_LISTED ENTRIES_.
════════════════

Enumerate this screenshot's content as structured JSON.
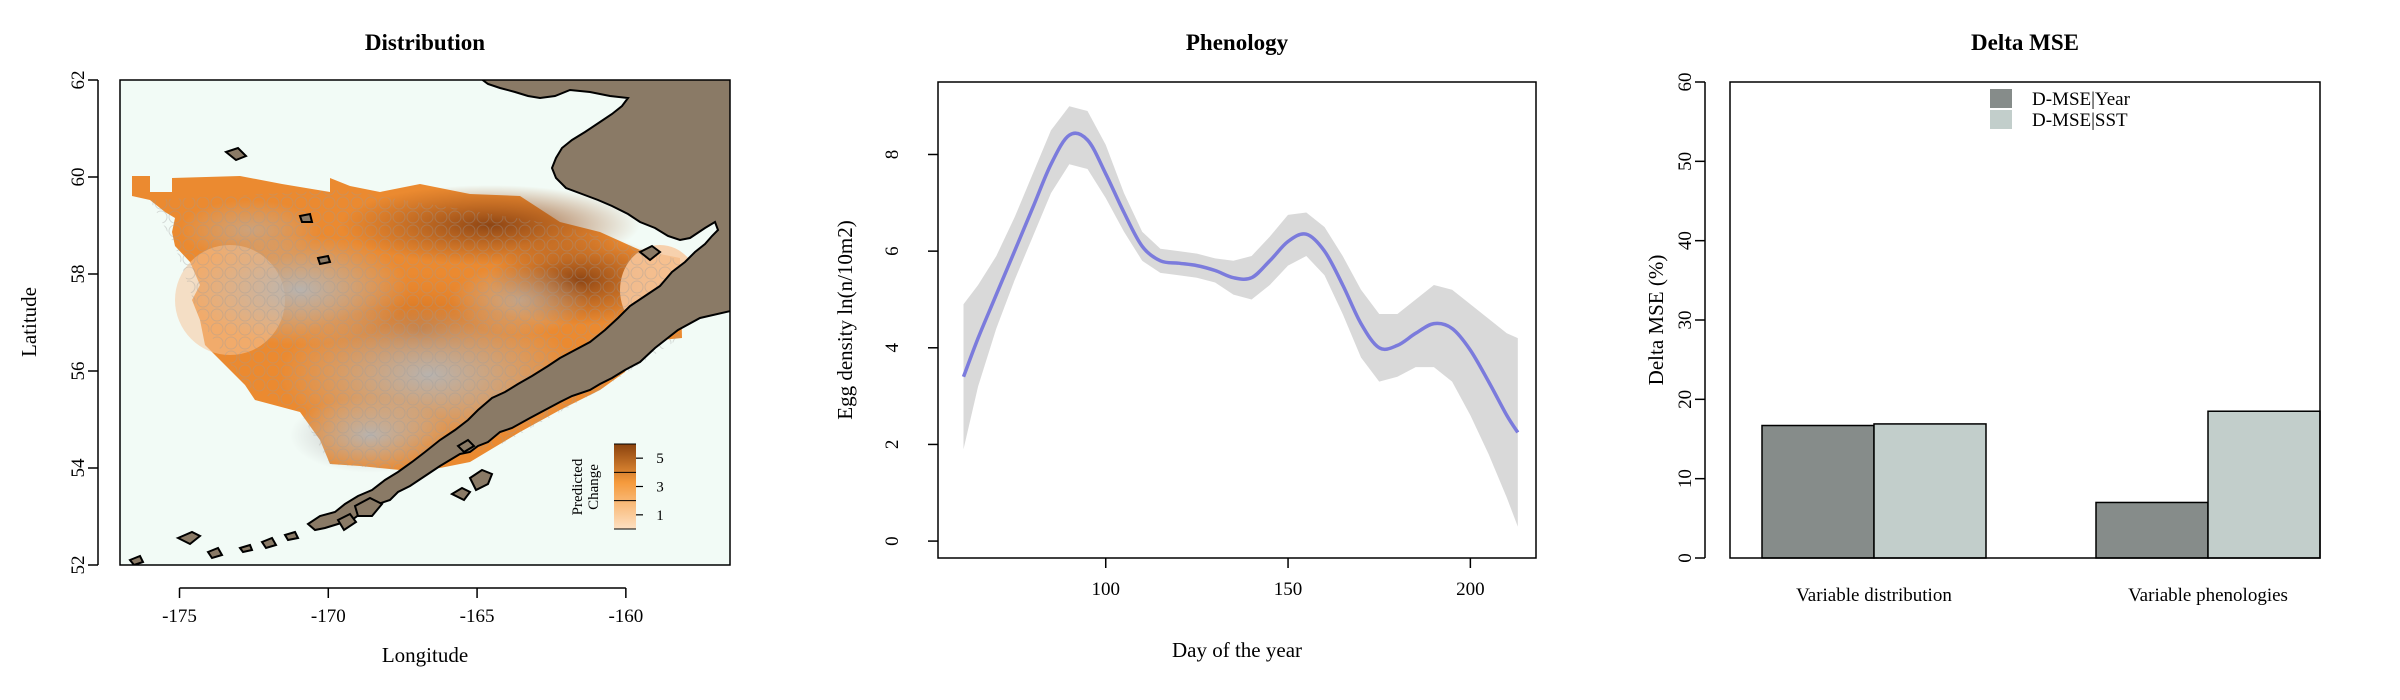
{
  "chart_data": [
    {
      "type": "heatmap",
      "title": "Distribution",
      "xlabel": "Longitude",
      "ylabel": "Latitude",
      "xlim": [
        -177,
        -156.5
      ],
      "ylim": [
        52,
        62
      ],
      "xticks": [
        -175,
        -170,
        -165,
        -160
      ],
      "xtick_labels": [
        "-175",
        "-170",
        "-165",
        "-160"
      ],
      "yticks": [
        52,
        54,
        56,
        58,
        60,
        62
      ],
      "ytick_labels": [
        "52",
        "54",
        "56",
        "58",
        "60",
        "62"
      ],
      "legend": {
        "title_lines": [
          "Predicted",
          "Change"
        ],
        "ticks": [
          1,
          3,
          5
        ],
        "tick_labels": [
          "1",
          "3",
          "5"
        ],
        "range": [
          0,
          6
        ],
        "placement": "bottom-right"
      },
      "colors": {
        "ocean": "#f2fbf6",
        "land": "#8a7a66",
        "low": "#fde0c2",
        "mid": "#f59a3c",
        "high": "#9a4a12",
        "overlay": "#b8b8b8"
      }
    },
    {
      "type": "line",
      "title": "Phenology",
      "xlabel": "Day of the year",
      "ylabel": "Egg density ln(n/10m2)",
      "xlim": [
        54,
        218
      ],
      "ylim": [
        -0.35,
        9.5
      ],
      "xticks": [
        100,
        150,
        200
      ],
      "xtick_labels": [
        "100",
        "150",
        "200"
      ],
      "yticks": [
        0,
        2,
        4,
        6,
        8
      ],
      "ytick_labels": [
        "0",
        "2",
        "4",
        "6",
        "8"
      ],
      "series": [
        {
          "x": [
            61,
            65,
            70,
            75,
            80,
            85,
            90,
            95,
            100,
            105,
            110,
            115,
            120,
            125,
            130,
            135,
            140,
            145,
            150,
            155,
            160,
            165,
            170,
            175,
            180,
            185,
            190,
            195,
            200,
            205,
            210,
            213
          ],
          "y": [
            3.4,
            4.2,
            5.1,
            6.0,
            6.9,
            7.8,
            8.4,
            8.3,
            7.6,
            6.8,
            6.1,
            5.8,
            5.75,
            5.7,
            5.6,
            5.45,
            5.45,
            5.8,
            6.2,
            6.35,
            6.0,
            5.3,
            4.5,
            4.0,
            4.05,
            4.3,
            4.5,
            4.4,
            3.95,
            3.3,
            2.6,
            2.25
          ],
          "lower": [
            1.9,
            3.2,
            4.4,
            5.4,
            6.3,
            7.2,
            7.8,
            7.7,
            7.1,
            6.4,
            5.8,
            5.55,
            5.5,
            5.45,
            5.35,
            5.1,
            5.0,
            5.3,
            5.7,
            5.9,
            5.5,
            4.7,
            3.8,
            3.3,
            3.4,
            3.6,
            3.6,
            3.3,
            2.6,
            1.8,
            0.9,
            0.3
          ],
          "upper": [
            4.9,
            5.3,
            5.9,
            6.7,
            7.6,
            8.5,
            9.0,
            8.9,
            8.2,
            7.2,
            6.4,
            6.05,
            6.0,
            5.95,
            5.85,
            5.8,
            5.9,
            6.3,
            6.75,
            6.8,
            6.5,
            5.9,
            5.2,
            4.7,
            4.7,
            5.0,
            5.3,
            5.2,
            4.9,
            4.6,
            4.3,
            4.2
          ]
        }
      ],
      "colors": {
        "line": "#7b7bdc",
        "band": "#d9d9d9"
      }
    },
    {
      "type": "bar",
      "title": "Delta MSE",
      "xlabel": "",
      "ylabel": "Delta MSE (%)",
      "ylim": [
        0,
        60
      ],
      "yticks": [
        0,
        10,
        20,
        30,
        40,
        50,
        60
      ],
      "ytick_labels": [
        "0",
        "10",
        "20",
        "30",
        "40",
        "50",
        "60"
      ],
      "categories": [
        "Variable distribution",
        "Variable phenologies"
      ],
      "series": [
        {
          "name": "D-MSE|Year",
          "values": [
            16.7,
            7.0
          ],
          "color": "#868c8a"
        },
        {
          "name": "D-MSE|SST",
          "values": [
            16.9,
            18.5
          ],
          "color": "#c2cecb"
        }
      ],
      "legend_placement": "top-right"
    }
  ]
}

════════════════

_PROBLEM_.
Copy out the whole listing exactly, and don't carry over any pictures.

_PROBLEM SOLUTION_.
Enumerate this screenshot's content as structured JSON.
{
  "chart_data": [
    {
      "type": "heatmap",
      "title": "Distribution",
      "xlabel": "Longitude",
      "ylabel": "Latitude",
      "xlim": [
        -177,
        -156.5
      ],
      "ylim": [
        52,
        62
      ],
      "xticks": [
        -175,
        -170,
        -165,
        -160
      ],
      "xtick_labels": [
        "-175",
        "-170",
        "-165",
        "-160"
      ],
      "yticks": [
        52,
        54,
        56,
        58,
        60,
        62
      ],
      "ytick_labels": [
        "52",
        "54",
        "56",
        "58",
        "60",
        "62"
      ],
      "legend": {
        "title_lines": [
          "Predicted",
          "Change"
        ],
        "ticks": [
          1,
          3,
          5
        ],
        "tick_labels": [
          "1",
          "3",
          "5"
        ],
        "range": [
          0,
          6
        ],
        "placement": "bottom-right"
      },
      "colors": {
        "ocean": "#f2fbf6",
        "land": "#8a7a66",
        "low": "#fde0c2",
        "mid": "#f59a3c",
        "high": "#9a4a12",
        "overlay": "#b8b8b8"
      }
    },
    {
      "type": "line",
      "title": "Phenology",
      "xlabel": "Day of the year",
      "ylabel": "Egg density ln(n/10m2)",
      "xlim": [
        54,
        218
      ],
      "ylim": [
        -0.35,
        9.5
      ],
      "xticks": [
        100,
        150,
        200
      ],
      "xtick_labels": [
        "100",
        "150",
        "200"
      ],
      "yticks": [
        0,
        2,
        4,
        6,
        8
      ],
      "ytick_labels": [
        "0",
        "2",
        "4",
        "6",
        "8"
      ],
      "series": [
        {
          "x": [
            61,
            65,
            70,
            75,
            80,
            85,
            90,
            95,
            100,
            105,
            110,
            115,
            120,
            125,
            130,
            135,
            140,
            145,
            150,
            155,
            160,
            165,
            170,
            175,
            180,
            185,
            190,
            195,
            200,
            205,
            210,
            213
          ],
          "y": [
            3.4,
            4.2,
            5.1,
            6.0,
            6.9,
            7.8,
            8.4,
            8.3,
            7.6,
            6.8,
            6.1,
            5.8,
            5.75,
            5.7,
            5.6,
            5.45,
            5.45,
            5.8,
            6.2,
            6.35,
            6.0,
            5.3,
            4.5,
            4.0,
            4.05,
            4.3,
            4.5,
            4.4,
            3.95,
            3.3,
            2.6,
            2.25
          ],
          "lower": [
            1.9,
            3.2,
            4.4,
            5.4,
            6.3,
            7.2,
            7.8,
            7.7,
            7.1,
            6.4,
            5.8,
            5.55,
            5.5,
            5.45,
            5.35,
            5.1,
            5.0,
            5.3,
            5.7,
            5.9,
            5.5,
            4.7,
            3.8,
            3.3,
            3.4,
            3.6,
            3.6,
            3.3,
            2.6,
            1.8,
            0.9,
            0.3
          ],
          "upper": [
            4.9,
            5.3,
            5.9,
            6.7,
            7.6,
            8.5,
            9.0,
            8.9,
            8.2,
            7.2,
            6.4,
            6.05,
            6.0,
            5.95,
            5.85,
            5.8,
            5.9,
            6.3,
            6.75,
            6.8,
            6.5,
            5.9,
            5.2,
            4.7,
            4.7,
            5.0,
            5.3,
            5.2,
            4.9,
            4.6,
            4.3,
            4.2
          ]
        }
      ],
      "colors": {
        "line": "#7b7bdc",
        "band": "#d9d9d9"
      }
    },
    {
      "type": "bar",
      "title": "Delta MSE",
      "xlabel": "",
      "ylabel": "Delta MSE (%)",
      "ylim": [
        0,
        60
      ],
      "yticks": [
        0,
        10,
        20,
        30,
        40,
        50,
        60
      ],
      "ytick_labels": [
        "0",
        "10",
        "20",
        "30",
        "40",
        "50",
        "60"
      ],
      "categories": [
        "Variable distribution",
        "Variable phenologies"
      ],
      "series": [
        {
          "name": "D-MSE|Year",
          "values": [
            16.7,
            7.0
          ],
          "color": "#868c8a"
        },
        {
          "name": "D-MSE|SST",
          "values": [
            16.9,
            18.5
          ],
          "color": "#c2cecb"
        }
      ],
      "legend_placement": "top-right"
    }
  ]
}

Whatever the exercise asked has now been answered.